## Dataset rows

==========

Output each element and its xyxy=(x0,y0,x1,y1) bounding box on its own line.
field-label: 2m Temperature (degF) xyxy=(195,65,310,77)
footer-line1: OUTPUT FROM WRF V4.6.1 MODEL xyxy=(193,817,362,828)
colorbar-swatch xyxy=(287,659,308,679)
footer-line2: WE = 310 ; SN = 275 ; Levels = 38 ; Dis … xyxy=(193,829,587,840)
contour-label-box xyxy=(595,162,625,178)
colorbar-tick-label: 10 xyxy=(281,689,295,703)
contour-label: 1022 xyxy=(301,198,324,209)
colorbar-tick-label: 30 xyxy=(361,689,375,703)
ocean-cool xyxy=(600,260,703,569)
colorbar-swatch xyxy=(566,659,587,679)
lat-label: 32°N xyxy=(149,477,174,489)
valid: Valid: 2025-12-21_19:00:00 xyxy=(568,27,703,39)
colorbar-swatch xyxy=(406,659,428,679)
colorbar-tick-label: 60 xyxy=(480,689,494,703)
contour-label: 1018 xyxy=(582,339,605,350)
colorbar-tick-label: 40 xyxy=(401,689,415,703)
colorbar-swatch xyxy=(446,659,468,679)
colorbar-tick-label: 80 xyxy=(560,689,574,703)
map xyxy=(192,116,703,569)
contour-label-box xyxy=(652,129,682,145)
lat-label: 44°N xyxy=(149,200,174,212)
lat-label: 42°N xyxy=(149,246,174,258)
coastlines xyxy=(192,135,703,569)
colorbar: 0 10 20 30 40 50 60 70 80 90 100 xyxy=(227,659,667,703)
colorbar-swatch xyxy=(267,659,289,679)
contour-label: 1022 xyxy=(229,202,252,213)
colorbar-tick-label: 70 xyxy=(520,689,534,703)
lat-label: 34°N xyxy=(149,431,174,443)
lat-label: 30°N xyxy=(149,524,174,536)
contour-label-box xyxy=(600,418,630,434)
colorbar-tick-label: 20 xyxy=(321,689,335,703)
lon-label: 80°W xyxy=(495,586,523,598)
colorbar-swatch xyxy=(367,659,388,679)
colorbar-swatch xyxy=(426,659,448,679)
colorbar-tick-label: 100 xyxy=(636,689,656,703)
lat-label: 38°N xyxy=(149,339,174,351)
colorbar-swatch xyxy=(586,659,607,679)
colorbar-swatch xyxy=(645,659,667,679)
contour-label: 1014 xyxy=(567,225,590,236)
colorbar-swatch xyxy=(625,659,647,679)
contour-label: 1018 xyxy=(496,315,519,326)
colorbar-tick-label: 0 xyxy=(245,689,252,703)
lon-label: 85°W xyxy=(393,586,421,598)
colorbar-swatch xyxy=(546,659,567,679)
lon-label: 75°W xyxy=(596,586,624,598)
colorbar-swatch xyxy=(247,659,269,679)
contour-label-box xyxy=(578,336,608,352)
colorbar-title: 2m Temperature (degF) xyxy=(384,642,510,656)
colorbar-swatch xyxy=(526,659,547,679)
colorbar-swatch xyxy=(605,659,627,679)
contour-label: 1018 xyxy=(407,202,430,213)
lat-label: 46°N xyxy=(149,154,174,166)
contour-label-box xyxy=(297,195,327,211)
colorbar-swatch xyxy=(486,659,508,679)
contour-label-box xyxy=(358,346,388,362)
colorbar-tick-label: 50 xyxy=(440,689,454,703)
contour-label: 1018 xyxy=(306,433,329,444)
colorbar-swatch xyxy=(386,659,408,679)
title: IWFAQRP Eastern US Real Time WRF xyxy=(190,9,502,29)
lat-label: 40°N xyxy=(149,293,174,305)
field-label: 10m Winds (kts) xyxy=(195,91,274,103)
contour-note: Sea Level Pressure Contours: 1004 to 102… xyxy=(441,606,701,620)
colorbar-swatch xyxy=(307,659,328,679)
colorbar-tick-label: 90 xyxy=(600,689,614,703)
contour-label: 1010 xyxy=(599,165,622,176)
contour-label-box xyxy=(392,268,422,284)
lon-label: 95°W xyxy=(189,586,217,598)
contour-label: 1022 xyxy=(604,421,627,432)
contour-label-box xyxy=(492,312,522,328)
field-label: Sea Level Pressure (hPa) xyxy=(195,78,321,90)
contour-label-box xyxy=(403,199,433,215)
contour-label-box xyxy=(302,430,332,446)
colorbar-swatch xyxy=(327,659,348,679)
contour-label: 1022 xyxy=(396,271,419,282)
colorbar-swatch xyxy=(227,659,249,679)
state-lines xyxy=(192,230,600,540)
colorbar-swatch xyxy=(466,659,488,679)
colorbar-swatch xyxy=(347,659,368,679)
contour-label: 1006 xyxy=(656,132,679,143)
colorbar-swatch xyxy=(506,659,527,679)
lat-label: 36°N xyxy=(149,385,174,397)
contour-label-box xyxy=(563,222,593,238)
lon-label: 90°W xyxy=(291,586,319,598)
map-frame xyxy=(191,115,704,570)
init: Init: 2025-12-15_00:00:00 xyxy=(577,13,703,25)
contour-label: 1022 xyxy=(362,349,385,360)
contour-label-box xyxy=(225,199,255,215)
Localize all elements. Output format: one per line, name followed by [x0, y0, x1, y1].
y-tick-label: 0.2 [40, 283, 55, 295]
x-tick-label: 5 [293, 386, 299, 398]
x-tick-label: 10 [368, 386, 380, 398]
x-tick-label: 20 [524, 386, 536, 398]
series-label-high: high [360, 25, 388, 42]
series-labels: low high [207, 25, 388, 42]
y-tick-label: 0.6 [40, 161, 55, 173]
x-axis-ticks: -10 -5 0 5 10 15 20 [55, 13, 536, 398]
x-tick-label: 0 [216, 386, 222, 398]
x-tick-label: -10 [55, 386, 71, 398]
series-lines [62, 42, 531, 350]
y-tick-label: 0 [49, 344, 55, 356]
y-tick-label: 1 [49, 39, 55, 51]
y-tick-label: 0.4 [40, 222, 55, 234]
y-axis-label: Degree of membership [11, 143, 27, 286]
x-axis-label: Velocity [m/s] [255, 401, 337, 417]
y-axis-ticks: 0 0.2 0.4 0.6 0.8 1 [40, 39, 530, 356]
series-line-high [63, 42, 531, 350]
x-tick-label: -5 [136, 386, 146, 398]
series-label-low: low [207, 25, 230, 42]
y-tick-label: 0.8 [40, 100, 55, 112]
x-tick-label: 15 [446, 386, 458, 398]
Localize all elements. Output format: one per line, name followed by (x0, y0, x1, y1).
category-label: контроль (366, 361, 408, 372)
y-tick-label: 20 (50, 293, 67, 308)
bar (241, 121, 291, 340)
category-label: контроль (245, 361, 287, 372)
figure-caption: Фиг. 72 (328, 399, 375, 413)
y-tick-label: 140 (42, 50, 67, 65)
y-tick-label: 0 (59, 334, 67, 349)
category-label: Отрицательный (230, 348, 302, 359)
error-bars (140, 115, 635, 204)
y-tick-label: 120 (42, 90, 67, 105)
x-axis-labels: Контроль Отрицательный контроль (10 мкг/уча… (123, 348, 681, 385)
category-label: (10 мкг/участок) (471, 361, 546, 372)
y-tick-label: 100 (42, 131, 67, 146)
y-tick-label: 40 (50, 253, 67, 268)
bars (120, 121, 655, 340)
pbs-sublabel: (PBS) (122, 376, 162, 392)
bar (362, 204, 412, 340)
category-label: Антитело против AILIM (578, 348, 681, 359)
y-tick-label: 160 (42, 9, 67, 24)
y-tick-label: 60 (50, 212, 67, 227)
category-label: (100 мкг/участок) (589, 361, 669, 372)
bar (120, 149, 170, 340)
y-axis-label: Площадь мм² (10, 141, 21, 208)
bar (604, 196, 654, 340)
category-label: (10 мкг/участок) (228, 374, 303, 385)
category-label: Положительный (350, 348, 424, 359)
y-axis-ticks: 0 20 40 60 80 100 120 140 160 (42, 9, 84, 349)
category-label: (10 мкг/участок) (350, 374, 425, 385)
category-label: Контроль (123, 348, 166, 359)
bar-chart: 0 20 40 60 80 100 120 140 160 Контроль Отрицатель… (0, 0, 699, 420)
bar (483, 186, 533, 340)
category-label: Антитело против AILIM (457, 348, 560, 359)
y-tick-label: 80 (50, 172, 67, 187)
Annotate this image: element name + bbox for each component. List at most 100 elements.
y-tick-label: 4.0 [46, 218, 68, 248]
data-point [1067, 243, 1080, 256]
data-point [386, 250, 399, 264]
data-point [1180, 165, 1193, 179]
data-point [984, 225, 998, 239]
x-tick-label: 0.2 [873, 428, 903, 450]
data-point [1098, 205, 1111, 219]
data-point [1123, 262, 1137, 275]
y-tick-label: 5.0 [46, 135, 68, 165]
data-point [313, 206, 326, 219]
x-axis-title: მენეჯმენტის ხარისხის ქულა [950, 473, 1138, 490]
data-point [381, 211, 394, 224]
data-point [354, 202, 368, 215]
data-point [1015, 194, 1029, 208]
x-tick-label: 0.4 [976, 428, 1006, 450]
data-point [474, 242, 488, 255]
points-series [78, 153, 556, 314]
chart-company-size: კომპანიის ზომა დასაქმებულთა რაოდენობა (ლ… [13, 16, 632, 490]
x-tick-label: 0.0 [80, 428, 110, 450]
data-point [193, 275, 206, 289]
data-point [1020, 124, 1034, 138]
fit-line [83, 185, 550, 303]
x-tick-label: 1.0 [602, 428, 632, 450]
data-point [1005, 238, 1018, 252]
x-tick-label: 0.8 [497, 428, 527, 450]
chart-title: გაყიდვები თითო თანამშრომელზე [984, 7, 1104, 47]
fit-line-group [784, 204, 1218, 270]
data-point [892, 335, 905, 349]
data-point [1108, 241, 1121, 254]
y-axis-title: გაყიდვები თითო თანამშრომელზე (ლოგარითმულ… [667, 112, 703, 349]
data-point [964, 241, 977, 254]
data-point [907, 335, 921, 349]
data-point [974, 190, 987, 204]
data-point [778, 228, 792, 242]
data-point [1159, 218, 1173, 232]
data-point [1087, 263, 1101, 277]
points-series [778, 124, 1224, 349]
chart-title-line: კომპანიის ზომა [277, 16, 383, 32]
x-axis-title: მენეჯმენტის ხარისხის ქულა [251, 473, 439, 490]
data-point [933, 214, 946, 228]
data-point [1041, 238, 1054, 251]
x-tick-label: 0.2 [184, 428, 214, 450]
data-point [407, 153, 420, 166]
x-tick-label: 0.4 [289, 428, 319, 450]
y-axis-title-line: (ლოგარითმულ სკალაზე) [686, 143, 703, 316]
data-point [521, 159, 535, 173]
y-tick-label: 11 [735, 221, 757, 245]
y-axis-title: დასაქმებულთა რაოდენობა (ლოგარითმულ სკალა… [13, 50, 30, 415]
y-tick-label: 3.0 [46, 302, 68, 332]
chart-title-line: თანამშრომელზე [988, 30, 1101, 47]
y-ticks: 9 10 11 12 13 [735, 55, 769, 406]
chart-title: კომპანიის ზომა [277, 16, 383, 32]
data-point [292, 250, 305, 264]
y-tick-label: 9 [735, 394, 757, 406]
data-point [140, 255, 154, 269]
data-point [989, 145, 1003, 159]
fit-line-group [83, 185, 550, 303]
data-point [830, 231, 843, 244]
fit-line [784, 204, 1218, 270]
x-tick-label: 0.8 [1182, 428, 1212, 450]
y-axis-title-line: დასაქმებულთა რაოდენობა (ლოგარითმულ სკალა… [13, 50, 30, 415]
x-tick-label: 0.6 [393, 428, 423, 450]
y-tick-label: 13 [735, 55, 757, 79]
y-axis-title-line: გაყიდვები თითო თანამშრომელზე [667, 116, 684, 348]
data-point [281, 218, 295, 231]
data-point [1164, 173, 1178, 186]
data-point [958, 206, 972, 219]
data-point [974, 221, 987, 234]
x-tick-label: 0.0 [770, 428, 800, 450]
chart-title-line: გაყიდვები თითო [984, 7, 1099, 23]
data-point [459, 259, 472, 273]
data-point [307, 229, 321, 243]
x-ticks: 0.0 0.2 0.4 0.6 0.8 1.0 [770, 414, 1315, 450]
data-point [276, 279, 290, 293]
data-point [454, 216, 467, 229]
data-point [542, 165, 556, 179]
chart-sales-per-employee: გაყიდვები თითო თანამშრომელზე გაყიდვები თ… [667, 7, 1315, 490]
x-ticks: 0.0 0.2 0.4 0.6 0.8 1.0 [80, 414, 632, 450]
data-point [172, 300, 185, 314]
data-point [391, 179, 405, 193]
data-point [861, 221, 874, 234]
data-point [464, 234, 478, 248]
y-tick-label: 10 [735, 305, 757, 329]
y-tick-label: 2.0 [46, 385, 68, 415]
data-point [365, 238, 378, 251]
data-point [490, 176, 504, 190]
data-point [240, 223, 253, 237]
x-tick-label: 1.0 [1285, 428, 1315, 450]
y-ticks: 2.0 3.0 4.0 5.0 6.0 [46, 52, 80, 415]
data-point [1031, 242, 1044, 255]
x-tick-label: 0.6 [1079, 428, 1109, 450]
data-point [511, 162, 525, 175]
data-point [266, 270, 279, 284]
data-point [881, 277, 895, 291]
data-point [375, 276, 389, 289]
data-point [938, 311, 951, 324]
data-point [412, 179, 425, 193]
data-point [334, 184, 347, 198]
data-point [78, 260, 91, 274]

==========

## Problem description
Copy the entries word for word, from the first line through the line that contains "coastlines xyxy=(192,135,703,569)".

## Written response
Output each element and its xyxy=(x0,y0,x1,y1) bounding box on its own line.
field-label: 2m Temperature (degF) xyxy=(195,65,310,77)
footer-line1: OUTPUT FROM WRF V4.6.1 MODEL xyxy=(193,817,362,828)
colorbar-swatch xyxy=(287,659,308,679)
footer-line2: WE = 310 ; SN = 275 ; Levels = 38 ; Dis … xyxy=(193,829,587,840)
contour-label-box xyxy=(595,162,625,178)
colorbar-tick-label: 10 xyxy=(281,689,295,703)
contour-label: 1022 xyxy=(301,198,324,209)
colorbar-tick-label: 30 xyxy=(361,689,375,703)
ocean-cool xyxy=(600,260,703,569)
colorbar-swatch xyxy=(566,659,587,679)
lat-label: 32°N xyxy=(149,477,174,489)
valid: Valid: 2025-12-21_19:00:00 xyxy=(568,27,703,39)
colorbar-swatch xyxy=(406,659,428,679)
colorbar-tick-label: 60 xyxy=(480,689,494,703)
contour-label: 1018 xyxy=(582,339,605,350)
colorbar-tick-label: 40 xyxy=(401,689,415,703)
colorbar-swatch xyxy=(446,659,468,679)
colorbar-tick-label: 80 xyxy=(560,689,574,703)
map xyxy=(192,116,703,569)
contour-label-box xyxy=(652,129,682,145)
lat-label: 44°N xyxy=(149,200,174,212)
lat-label: 42°N xyxy=(149,246,174,258)
coastlines xyxy=(192,135,703,569)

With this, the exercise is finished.